* Your objective:
Of the lines in the entries below, state how many hold the word "Międzynarodowych". Say nothing else.

Extracted records
▼

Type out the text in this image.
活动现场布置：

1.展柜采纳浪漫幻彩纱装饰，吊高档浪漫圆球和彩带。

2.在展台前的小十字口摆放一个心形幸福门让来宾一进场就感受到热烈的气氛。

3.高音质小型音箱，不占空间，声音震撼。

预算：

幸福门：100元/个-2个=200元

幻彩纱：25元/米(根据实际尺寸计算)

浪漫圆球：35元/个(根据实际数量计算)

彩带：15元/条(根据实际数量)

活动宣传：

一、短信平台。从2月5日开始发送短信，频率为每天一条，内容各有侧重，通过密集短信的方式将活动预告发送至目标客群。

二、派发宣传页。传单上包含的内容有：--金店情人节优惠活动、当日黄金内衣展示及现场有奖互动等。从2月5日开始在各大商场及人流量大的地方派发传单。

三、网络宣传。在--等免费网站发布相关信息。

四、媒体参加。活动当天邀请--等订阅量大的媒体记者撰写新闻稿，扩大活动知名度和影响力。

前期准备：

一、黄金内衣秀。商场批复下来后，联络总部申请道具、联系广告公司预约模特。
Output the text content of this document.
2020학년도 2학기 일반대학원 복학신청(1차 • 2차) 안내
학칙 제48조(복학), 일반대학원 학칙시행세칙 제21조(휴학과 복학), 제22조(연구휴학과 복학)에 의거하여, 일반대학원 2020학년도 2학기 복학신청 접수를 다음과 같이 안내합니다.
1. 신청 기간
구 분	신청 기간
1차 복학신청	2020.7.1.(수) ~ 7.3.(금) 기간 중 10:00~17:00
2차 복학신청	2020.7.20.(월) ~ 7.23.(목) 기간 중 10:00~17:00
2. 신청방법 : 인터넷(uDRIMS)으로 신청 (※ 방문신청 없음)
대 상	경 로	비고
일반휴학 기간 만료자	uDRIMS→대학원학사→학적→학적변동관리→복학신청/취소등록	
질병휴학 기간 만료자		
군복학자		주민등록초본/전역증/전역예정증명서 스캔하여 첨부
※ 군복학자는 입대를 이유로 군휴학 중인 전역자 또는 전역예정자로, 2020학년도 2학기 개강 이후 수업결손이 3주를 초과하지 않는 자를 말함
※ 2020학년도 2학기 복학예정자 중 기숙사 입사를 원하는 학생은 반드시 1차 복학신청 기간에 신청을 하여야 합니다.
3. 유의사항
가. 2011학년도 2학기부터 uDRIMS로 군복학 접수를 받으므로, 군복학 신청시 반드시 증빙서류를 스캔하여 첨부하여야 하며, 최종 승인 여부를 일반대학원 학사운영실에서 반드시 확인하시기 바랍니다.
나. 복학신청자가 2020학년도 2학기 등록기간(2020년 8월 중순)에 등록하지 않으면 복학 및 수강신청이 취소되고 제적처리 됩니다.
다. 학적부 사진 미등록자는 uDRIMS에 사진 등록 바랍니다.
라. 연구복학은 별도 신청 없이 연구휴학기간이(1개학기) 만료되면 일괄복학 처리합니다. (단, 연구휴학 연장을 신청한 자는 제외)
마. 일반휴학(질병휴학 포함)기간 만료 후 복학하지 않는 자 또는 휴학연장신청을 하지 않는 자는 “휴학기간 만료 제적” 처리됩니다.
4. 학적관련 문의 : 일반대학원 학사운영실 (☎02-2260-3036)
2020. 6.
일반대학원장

▲
▼

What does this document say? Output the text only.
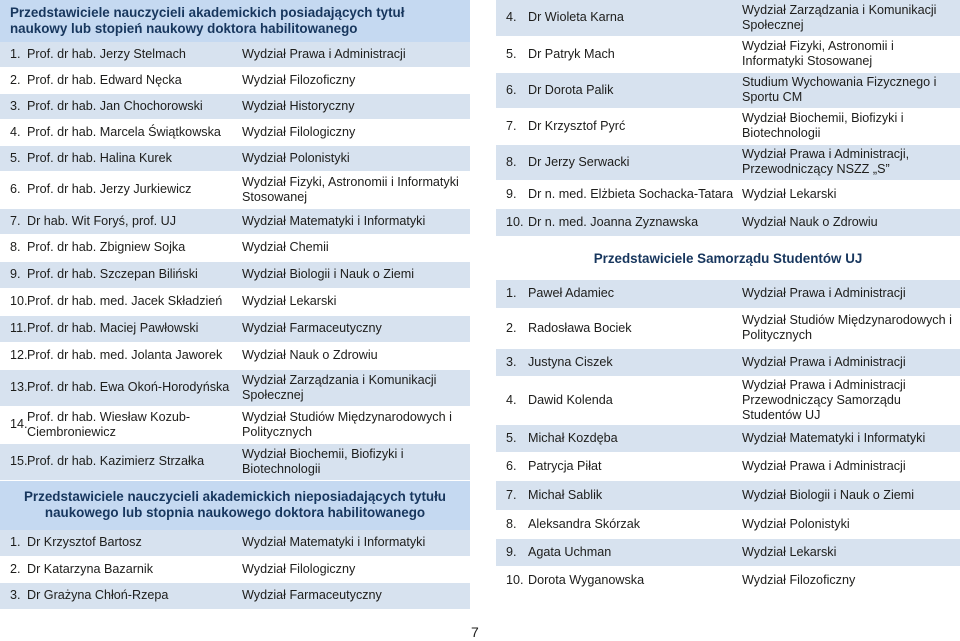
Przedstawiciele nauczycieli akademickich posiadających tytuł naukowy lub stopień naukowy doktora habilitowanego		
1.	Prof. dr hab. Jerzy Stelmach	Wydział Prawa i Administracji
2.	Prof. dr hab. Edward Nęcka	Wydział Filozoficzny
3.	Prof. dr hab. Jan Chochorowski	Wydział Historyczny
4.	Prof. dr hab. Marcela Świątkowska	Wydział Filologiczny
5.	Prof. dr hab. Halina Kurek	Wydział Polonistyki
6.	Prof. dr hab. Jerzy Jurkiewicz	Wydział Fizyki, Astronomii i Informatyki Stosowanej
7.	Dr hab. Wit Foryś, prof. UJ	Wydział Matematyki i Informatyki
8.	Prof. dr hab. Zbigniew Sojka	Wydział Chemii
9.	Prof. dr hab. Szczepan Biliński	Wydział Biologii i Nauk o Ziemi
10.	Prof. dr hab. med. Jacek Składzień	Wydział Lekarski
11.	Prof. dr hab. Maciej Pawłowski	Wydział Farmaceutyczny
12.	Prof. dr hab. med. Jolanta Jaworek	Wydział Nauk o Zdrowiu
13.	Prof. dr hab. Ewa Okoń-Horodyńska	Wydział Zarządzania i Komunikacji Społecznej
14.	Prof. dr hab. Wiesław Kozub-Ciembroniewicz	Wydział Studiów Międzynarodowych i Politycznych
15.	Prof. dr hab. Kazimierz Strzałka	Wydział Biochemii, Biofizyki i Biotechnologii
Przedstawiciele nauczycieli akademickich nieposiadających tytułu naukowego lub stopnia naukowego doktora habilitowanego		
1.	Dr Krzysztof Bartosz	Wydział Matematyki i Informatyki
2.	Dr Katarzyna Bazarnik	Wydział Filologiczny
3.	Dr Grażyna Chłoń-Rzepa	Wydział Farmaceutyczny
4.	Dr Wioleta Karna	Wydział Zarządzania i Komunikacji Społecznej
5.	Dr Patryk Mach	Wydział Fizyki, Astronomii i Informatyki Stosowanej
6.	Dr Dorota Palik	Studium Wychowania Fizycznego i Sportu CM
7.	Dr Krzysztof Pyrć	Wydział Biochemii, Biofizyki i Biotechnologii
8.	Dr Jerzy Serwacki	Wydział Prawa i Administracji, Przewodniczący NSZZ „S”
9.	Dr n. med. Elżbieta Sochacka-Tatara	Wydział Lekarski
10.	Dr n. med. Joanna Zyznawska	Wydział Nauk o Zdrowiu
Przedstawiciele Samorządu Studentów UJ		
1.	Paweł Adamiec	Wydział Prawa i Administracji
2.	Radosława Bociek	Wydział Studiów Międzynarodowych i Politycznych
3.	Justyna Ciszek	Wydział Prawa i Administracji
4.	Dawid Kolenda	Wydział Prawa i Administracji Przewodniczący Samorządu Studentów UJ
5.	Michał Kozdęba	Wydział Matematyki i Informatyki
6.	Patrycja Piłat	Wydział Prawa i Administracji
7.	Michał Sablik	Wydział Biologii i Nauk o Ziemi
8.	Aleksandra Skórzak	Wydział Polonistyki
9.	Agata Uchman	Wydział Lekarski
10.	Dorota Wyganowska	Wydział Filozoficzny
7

▲

* Final result:
2